Look for "决定性的" in the listing below. Gather each line that contains it.

________________________

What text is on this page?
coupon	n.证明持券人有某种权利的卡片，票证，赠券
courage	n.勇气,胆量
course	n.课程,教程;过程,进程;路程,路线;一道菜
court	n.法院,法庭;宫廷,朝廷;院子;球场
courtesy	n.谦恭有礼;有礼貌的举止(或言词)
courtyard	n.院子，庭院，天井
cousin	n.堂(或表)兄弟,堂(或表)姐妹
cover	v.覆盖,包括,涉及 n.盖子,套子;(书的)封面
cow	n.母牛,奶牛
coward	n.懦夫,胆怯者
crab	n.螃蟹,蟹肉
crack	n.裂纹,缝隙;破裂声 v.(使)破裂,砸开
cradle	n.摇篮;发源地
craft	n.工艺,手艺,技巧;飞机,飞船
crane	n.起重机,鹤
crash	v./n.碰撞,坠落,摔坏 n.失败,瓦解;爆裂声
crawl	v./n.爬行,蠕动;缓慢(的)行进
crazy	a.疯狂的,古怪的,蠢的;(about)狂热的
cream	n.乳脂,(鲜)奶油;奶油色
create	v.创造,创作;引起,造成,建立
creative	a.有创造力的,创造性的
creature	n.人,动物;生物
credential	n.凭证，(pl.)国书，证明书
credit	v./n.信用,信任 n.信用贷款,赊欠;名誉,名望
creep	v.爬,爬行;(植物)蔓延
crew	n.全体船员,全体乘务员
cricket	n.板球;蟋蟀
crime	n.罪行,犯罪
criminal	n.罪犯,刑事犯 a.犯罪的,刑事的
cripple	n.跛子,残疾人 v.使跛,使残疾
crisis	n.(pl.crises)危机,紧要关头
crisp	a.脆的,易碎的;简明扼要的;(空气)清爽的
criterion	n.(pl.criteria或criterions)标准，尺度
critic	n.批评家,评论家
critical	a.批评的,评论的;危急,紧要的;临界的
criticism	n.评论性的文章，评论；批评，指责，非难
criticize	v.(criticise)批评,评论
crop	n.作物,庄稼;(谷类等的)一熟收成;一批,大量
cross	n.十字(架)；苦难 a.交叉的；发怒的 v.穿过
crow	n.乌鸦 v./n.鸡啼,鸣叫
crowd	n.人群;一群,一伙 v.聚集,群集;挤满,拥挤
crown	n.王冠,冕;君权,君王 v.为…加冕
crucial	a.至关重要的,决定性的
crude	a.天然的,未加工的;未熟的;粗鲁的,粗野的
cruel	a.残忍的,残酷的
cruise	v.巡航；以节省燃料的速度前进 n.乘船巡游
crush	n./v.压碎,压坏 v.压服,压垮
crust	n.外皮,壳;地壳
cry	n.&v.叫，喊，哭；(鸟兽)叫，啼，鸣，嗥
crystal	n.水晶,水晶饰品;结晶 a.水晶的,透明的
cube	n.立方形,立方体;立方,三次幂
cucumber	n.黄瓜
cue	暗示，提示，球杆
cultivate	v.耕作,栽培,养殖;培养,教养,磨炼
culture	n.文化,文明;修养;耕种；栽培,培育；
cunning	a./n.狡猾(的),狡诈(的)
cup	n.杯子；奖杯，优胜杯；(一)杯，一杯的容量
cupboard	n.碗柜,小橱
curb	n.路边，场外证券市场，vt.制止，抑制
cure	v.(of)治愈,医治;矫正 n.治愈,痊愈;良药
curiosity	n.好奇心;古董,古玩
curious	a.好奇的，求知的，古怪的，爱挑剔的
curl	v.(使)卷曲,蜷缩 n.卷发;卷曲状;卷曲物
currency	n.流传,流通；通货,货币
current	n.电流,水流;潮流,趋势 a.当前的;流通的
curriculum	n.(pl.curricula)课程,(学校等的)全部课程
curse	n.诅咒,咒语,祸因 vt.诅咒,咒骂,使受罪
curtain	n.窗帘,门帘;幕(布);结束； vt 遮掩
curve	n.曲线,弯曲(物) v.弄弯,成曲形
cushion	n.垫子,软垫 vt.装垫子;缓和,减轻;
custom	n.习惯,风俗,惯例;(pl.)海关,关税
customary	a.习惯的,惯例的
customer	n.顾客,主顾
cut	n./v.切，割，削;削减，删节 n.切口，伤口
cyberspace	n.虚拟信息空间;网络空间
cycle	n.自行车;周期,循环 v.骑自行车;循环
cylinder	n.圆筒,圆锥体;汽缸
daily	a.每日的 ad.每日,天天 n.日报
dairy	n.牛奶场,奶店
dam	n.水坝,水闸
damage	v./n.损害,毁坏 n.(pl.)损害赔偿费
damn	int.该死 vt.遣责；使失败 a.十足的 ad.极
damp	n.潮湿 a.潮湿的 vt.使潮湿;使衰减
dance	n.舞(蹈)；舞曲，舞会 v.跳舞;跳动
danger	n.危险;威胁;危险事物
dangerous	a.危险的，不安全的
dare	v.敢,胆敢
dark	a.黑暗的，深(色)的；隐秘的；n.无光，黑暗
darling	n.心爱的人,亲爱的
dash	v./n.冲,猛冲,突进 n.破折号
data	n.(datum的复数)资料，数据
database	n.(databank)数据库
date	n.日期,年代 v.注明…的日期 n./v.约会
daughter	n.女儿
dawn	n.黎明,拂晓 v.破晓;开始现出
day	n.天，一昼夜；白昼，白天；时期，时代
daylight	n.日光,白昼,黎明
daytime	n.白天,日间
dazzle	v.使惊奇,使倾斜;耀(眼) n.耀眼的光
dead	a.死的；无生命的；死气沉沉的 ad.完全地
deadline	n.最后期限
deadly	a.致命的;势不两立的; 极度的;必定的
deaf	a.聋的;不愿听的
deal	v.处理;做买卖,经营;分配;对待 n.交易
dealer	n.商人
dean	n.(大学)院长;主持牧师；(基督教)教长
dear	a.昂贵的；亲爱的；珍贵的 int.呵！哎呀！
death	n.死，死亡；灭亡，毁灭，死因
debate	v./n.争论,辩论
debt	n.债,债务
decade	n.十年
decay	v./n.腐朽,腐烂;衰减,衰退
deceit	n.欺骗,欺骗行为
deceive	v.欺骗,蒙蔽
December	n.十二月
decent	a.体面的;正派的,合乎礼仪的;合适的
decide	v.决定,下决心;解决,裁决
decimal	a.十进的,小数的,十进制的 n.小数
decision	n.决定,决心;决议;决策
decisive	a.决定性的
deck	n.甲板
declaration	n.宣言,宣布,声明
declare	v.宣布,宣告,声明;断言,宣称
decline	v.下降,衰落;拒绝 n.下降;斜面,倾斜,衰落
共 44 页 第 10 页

________________________

**ANSWER BELOW**
crucial	a.至关重要的,决定性的
decisive	a.决定性的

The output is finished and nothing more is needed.